BEGIN Record set

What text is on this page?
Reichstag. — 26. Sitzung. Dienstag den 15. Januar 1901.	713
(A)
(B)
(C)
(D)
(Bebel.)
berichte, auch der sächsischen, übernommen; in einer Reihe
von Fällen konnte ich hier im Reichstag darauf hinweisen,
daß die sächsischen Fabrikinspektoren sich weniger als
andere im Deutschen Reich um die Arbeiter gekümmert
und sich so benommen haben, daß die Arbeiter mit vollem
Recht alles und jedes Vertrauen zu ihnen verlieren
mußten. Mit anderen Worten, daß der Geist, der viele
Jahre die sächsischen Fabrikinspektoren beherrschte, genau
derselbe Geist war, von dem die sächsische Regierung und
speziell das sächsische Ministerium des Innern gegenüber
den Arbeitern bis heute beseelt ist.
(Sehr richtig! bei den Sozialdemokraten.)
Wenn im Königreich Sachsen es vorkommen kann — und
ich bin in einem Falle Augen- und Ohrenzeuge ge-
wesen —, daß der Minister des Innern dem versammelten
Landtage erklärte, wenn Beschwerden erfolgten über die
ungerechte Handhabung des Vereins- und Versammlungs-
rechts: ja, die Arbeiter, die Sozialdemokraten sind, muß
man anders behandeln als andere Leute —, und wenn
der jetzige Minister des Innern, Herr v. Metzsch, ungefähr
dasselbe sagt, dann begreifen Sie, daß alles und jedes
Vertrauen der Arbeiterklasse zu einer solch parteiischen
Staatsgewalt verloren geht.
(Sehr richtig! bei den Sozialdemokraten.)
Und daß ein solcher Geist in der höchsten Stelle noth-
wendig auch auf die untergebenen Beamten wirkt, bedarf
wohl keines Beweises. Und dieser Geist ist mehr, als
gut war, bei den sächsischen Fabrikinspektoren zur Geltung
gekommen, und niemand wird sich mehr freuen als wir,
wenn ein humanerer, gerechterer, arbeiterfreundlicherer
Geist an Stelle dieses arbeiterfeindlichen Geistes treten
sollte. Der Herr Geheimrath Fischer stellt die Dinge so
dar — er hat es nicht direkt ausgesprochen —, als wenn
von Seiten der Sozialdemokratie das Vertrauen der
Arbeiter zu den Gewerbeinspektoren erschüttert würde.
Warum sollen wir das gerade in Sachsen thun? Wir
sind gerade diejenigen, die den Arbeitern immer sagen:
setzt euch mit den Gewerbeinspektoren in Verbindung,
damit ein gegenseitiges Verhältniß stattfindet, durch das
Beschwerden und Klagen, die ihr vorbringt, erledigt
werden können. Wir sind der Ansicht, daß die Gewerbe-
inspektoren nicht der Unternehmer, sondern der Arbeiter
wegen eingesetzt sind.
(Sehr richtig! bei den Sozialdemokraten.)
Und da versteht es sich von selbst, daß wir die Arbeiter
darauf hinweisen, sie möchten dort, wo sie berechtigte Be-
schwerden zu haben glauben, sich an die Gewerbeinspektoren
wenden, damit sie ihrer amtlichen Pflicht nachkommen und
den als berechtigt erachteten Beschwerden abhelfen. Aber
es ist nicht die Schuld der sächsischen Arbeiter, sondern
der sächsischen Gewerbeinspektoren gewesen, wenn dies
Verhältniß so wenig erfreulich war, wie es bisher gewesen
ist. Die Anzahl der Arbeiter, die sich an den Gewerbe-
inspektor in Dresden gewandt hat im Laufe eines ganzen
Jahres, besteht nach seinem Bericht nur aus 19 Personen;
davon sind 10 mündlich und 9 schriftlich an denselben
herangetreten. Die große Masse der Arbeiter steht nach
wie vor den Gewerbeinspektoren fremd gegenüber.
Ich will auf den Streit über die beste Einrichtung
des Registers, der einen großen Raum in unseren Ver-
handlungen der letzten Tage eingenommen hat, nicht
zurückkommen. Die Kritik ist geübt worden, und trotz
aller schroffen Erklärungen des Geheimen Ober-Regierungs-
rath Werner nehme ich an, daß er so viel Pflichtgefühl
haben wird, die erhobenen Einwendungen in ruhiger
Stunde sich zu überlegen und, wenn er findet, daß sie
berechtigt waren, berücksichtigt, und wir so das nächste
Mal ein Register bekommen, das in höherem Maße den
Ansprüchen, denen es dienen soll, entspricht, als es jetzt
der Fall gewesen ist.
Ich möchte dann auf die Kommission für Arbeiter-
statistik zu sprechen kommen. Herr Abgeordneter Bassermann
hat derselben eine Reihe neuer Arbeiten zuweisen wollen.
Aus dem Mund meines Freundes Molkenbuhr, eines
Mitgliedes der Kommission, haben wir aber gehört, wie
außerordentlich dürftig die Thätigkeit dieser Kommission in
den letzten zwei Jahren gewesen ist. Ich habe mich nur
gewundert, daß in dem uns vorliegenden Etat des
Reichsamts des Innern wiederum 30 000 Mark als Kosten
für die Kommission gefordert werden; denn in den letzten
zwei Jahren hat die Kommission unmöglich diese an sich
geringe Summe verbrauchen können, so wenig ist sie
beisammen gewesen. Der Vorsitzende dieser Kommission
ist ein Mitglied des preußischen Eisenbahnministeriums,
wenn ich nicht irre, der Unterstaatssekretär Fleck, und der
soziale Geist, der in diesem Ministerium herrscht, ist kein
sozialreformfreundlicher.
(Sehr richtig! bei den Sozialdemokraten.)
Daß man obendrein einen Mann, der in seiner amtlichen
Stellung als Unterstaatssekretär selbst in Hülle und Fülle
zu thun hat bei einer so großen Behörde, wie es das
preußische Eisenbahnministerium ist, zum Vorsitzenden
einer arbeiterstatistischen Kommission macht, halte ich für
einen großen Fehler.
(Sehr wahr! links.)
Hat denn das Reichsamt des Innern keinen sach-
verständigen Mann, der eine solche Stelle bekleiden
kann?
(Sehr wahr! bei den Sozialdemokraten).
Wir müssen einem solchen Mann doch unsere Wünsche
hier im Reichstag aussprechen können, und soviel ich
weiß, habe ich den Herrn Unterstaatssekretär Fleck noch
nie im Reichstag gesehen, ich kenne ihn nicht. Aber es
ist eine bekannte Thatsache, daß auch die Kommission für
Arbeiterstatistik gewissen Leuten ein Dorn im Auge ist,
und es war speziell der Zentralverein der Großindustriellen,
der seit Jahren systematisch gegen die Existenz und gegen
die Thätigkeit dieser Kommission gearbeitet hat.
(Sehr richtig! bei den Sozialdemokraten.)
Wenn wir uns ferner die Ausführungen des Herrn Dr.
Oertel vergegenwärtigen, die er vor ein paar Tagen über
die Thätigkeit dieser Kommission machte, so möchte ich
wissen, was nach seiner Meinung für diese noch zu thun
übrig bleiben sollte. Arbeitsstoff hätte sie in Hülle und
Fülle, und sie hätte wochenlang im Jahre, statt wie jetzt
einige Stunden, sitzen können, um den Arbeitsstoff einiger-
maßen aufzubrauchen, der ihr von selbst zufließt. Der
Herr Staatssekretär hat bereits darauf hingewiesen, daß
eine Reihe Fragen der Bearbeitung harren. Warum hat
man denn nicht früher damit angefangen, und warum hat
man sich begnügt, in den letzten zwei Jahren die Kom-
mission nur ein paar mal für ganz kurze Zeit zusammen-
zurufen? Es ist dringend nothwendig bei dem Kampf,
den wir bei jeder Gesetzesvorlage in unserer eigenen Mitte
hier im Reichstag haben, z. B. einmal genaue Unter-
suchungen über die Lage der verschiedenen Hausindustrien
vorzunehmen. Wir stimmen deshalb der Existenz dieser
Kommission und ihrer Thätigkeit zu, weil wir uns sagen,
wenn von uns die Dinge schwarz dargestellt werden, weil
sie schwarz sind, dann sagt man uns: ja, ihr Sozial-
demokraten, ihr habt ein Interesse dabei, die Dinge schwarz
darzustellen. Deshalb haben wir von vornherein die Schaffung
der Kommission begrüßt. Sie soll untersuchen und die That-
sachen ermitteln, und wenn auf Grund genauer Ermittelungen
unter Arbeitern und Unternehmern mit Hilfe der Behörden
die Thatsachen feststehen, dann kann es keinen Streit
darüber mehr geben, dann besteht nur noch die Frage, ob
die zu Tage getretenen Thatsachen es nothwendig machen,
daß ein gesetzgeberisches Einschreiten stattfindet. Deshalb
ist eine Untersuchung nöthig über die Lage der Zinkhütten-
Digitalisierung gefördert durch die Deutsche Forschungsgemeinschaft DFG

END Record set

What is needed: Please give the number of lines in the data above that hold "Geist", and write nothing else.

Expected answer: 6